-- start STORED DATA --
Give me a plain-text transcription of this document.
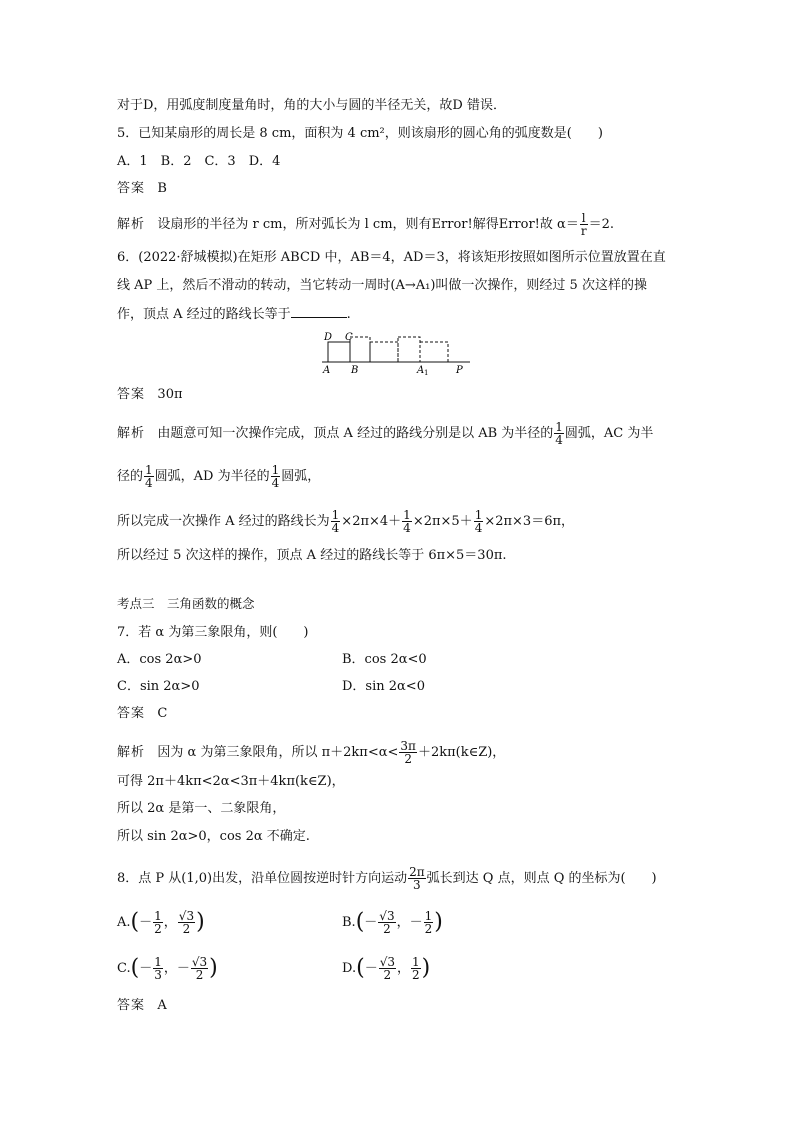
对于D，用弧度制度量角时，角的大小与圆的半径无关，故D 错误．
5．已知某扇形的周长是 8 cm，面积为 4 cm²，则该扇形的圆心角的弧度数是(　　)
A．1　B．2　C．3　D．4
答案 B
解析 设扇形的半径为 r cm，所对弧长为 l cm，则有Error!解得Error!故 $\alpha= \frac{l}{r} =2$.
6．(2022·舒城模拟)在矩形 ABCD 中，AB＝4，AD＝3，将该矩形按照如图所示位置放置在直
线 AP 上，然后不滑动的转动，当它转动一周时(A→A₁)叫做一次操作，则经过 5 次这样的操
作，顶点 A 经过的路线长等于	.
D C
A B	A 1	P
答案 30π
解析 由题意可知一次操作完成，顶点 A 经过的路线分别是以 AB 为半径的 $\frac{1}{4}$ 圆弧，AC 为半
径的 $\frac{1}{4}$ 圆弧，AD 为半径的 $\frac{1}{4}$ 圆弧，
所以完成一次操作 A 经过的路线长为 $\frac{1}{4} \times 2\pi\times 4+ \frac{1}{4} \times 2\pi\times 5+ \frac{1}{4} \times 2\pi\times 3=6\pi$，
所以经过 5 次这样的操作，顶点 A 经过的路线长等于 6π×5＝30π.
考点三　三角函数的概念
7．若 α 为第三象限角，则(　　)
A．cos 2α>0	B．cos 2α<0
C．sin 2α>0	D．sin 2α<0
答案 C
解析 因为 α 为第三象限角，所以 $\pi+2k\pi<\alpha< \frac{3\pi}{2}$ ＋2kπ(k∈Z)，
可得 2π＋4kπ<2α<3π＋4kπ(k∈Z)，
所以 2α 是第一、二象限角，
所以 sin 2α>0，cos 2α 不确定.
8．点 P 从(1,0)出发，沿单位圆按逆时针方向运动 $\frac{2\pi}{3}$ 弧长到达 Q 点，则点 Q 的坐标为(　　)
$A.(- \frac{1}{2}$ ， $\frac{√3}{2}$ )	$B.(- \frac{√3}{2}$ ，－ $\frac{1}{2}$ )
$C.(- \frac{1}{3}$ ，－ $\frac{√3}{2}$ )	$D.(- \frac{√3}{2}$ ， $\frac{1}{2}$ )
答案 A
-- end STORED DATA --
▶ **WHAT IS EXPECTED**
Filter the records above and return every line that holds the word "经过的路线长等于".

▶ **OUTPUT FOR THIS EXERCISE**
作，顶点 A 经过的路线长等于	.
所以经过 5 次这样的操作，顶点 A 经过的路线长等于 6π×5＝30π.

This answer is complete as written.